(TASK PROMPT) Return the count of lines that hold the string "Открытые", with no other words.
* START ENTRIES SHOWN *
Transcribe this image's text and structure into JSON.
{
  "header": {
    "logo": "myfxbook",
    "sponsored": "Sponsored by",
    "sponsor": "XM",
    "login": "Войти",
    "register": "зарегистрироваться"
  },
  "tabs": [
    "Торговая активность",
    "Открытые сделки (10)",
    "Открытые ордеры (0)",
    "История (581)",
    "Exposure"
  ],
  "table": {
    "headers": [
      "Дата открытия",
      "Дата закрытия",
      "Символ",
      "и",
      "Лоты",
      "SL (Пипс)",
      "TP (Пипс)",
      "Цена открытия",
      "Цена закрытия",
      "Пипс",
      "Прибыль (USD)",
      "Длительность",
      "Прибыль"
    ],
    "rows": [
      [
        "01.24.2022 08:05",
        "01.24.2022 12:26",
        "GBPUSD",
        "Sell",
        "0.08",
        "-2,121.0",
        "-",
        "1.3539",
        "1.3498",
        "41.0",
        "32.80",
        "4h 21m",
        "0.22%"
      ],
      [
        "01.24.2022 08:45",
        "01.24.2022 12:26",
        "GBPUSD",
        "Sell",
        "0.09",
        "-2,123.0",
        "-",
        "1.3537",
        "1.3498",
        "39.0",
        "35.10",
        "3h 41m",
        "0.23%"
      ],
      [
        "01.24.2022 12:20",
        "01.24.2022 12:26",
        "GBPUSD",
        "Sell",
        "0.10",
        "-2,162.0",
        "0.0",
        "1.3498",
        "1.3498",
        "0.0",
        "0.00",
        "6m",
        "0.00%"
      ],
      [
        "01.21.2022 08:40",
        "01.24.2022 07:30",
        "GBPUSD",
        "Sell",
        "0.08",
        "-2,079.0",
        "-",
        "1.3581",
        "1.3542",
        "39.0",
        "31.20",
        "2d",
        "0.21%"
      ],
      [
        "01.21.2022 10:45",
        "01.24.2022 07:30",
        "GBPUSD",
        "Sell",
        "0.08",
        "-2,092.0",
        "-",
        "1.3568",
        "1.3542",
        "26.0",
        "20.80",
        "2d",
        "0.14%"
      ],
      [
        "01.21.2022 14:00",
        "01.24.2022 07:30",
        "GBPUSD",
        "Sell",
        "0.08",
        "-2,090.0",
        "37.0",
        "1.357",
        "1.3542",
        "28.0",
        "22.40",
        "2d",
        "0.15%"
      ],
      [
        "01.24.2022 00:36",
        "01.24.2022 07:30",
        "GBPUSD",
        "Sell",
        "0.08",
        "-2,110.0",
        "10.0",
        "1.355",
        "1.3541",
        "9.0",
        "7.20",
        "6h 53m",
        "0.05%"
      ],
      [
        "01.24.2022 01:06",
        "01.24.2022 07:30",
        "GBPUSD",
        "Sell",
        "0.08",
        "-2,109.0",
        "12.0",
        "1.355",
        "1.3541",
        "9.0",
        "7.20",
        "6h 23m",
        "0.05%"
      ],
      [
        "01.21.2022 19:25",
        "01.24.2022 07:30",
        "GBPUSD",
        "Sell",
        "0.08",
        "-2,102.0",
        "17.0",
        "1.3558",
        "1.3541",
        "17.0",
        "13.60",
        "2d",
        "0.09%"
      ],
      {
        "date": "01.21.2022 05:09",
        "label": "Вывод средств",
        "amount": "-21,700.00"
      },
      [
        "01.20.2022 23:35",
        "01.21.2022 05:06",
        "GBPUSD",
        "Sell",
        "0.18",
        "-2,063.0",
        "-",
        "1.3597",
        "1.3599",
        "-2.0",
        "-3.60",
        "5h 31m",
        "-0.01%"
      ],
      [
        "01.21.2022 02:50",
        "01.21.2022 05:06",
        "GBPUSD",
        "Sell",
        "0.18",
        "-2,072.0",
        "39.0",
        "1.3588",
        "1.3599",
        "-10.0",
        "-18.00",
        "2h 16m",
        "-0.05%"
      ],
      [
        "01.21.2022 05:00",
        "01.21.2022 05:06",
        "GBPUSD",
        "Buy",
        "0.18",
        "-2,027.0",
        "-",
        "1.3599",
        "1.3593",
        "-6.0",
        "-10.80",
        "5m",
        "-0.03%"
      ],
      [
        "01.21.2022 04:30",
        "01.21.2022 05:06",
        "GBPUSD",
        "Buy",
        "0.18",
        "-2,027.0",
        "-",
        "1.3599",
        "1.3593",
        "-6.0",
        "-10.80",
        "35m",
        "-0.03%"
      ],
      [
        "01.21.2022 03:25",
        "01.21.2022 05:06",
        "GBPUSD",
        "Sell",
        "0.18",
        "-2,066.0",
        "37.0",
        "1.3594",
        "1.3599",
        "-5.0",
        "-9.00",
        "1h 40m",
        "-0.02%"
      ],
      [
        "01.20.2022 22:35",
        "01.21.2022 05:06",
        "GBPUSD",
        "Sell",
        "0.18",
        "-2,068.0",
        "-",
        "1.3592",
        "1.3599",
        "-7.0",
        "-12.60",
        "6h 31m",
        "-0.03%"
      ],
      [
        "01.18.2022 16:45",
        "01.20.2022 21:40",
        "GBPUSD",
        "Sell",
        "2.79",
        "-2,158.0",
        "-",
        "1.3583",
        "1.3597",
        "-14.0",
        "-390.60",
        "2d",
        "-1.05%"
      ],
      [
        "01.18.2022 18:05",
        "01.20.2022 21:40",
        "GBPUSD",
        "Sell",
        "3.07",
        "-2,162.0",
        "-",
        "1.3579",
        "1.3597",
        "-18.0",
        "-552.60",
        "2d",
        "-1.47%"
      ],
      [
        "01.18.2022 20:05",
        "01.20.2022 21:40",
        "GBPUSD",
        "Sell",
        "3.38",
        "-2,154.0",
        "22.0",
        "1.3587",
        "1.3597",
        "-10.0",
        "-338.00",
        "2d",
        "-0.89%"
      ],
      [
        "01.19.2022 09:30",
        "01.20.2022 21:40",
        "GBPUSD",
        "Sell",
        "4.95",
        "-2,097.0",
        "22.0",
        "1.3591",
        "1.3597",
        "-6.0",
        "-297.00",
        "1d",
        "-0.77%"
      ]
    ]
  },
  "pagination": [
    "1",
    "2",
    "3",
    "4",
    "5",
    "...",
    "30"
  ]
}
* END ENTRIES SHOWN *
(RESPONSE FOR THIS EXERCISE) 2